[Stored items from a collection]
================================

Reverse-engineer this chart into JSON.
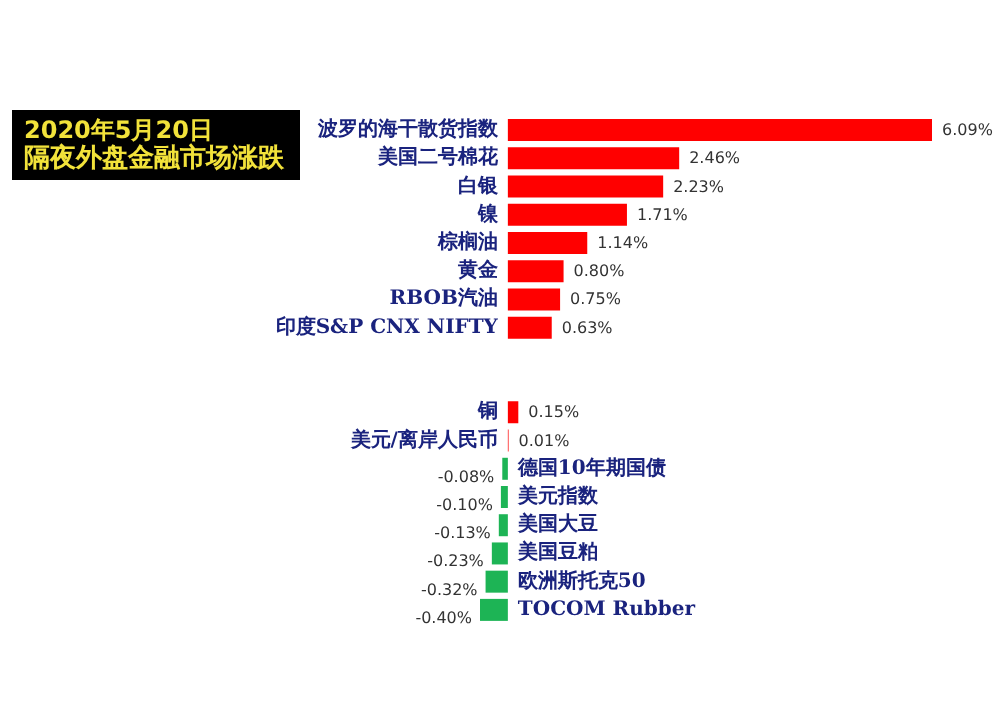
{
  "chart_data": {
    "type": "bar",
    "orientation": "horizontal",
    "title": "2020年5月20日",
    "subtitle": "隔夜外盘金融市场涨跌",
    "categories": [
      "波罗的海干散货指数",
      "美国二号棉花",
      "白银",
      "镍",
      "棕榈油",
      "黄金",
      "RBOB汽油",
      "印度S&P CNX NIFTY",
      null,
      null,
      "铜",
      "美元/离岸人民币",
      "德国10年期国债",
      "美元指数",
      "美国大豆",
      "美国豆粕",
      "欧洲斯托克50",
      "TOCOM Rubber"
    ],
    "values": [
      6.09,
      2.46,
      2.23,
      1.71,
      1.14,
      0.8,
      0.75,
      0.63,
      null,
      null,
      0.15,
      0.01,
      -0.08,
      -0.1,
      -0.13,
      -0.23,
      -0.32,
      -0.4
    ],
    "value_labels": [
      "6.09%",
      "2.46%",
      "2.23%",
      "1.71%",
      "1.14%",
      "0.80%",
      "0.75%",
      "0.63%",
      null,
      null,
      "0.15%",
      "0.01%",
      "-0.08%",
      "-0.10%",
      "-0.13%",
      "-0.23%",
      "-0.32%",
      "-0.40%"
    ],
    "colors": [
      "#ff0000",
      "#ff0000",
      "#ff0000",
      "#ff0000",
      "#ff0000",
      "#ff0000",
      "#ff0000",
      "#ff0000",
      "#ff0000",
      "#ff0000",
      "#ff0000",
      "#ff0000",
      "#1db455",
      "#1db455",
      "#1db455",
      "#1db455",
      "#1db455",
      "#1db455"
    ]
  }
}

================================

EXERCISE INSTRUCTIONS ▸ Output the entries above exactly, without their pictures.

PROBLEM SOLUTION ▸
Reverse-engineer this chart into JSON.
{
  "chart_data": {
    "type": "bar",
    "orientation": "horizontal",
    "title": "2020年5月20日",
    "subtitle": "隔夜外盘金融市场涨跌",
    "categories": [
      "波罗的海干散货指数",
      "美国二号棉花",
      "白银",
      "镍",
      "棕榈油",
      "黄金",
      "RBOB汽油",
      "印度S&P CNX NIFTY",
      null,
      null,
      "铜",
      "美元/离岸人民币",
      "德国10年期国债",
      "美元指数",
      "美国大豆",
      "美国豆粕",
      "欧洲斯托克50",
      "TOCOM Rubber"
    ],
    "values": [
      6.09,
      2.46,
      2.23,
      1.71,
      1.14,
      0.8,
      0.75,
      0.63,
      null,
      null,
      0.15,
      0.01,
      -0.08,
      -0.1,
      -0.13,
      -0.23,
      -0.32,
      -0.4
    ],
    "value_labels": [
      "6.09%",
      "2.46%",
      "2.23%",
      "1.71%",
      "1.14%",
      "0.80%",
      "0.75%",
      "0.63%",
      null,
      null,
      "0.15%",
      "0.01%",
      "-0.08%",
      "-0.10%",
      "-0.13%",
      "-0.23%",
      "-0.32%",
      "-0.40%"
    ],
    "colors": [
      "#ff0000",
      "#ff0000",
      "#ff0000",
      "#ff0000",
      "#ff0000",
      "#ff0000",
      "#ff0000",
      "#ff0000",
      "#ff0000",
      "#ff0000",
      "#ff0000",
      "#ff0000",
      "#1db455",
      "#1db455",
      "#1db455",
      "#1db455",
      "#1db455",
      "#1db455"
    ]
  }
}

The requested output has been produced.